— start —

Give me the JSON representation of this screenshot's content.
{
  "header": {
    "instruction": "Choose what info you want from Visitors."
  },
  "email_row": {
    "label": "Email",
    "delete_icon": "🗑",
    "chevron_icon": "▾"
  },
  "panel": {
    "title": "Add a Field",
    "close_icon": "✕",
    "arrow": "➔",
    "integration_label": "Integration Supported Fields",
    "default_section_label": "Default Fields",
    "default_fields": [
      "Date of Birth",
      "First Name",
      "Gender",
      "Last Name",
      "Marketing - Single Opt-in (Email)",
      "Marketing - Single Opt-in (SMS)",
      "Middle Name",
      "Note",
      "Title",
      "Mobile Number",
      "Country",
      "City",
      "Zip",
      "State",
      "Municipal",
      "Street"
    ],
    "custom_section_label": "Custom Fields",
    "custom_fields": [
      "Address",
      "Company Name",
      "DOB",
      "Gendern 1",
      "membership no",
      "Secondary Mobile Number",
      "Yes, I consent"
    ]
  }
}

— end —

__Exercise goal__
Return all of the data exactly as it reads.

__Complete response__
Give me the JSON representation of this screenshot's content.
{
  "header": {
    "instruction": "Choose what info you want from Visitors."
  },
  "email_row": {
    "label": "Email",
    "delete_icon": "🗑",
    "chevron_icon": "▾"
  },
  "panel": {
    "title": "Add a Field",
    "close_icon": "✕",
    "arrow": "➔",
    "integration_label": "Integration Supported Fields",
    "default_section_label": "Default Fields",
    "default_fields": [
      "Date of Birth",
      "First Name",
      "Gender",
      "Last Name",
      "Marketing - Single Opt-in (Email)",
      "Marketing - Single Opt-in (SMS)",
      "Middle Name",
      "Note",
      "Title",
      "Mobile Number",
      "Country",
      "City",
      "Zip",
      "State",
      "Municipal",
      "Street"
    ],
    "custom_section_label": "Custom Fields",
    "custom_fields": [
      "Address",
      "Company Name",
      "DOB",
      "Gendern 1",
      "membership no",
      "Secondary Mobile Number",
      "Yes, I consent"
    ]
  }
}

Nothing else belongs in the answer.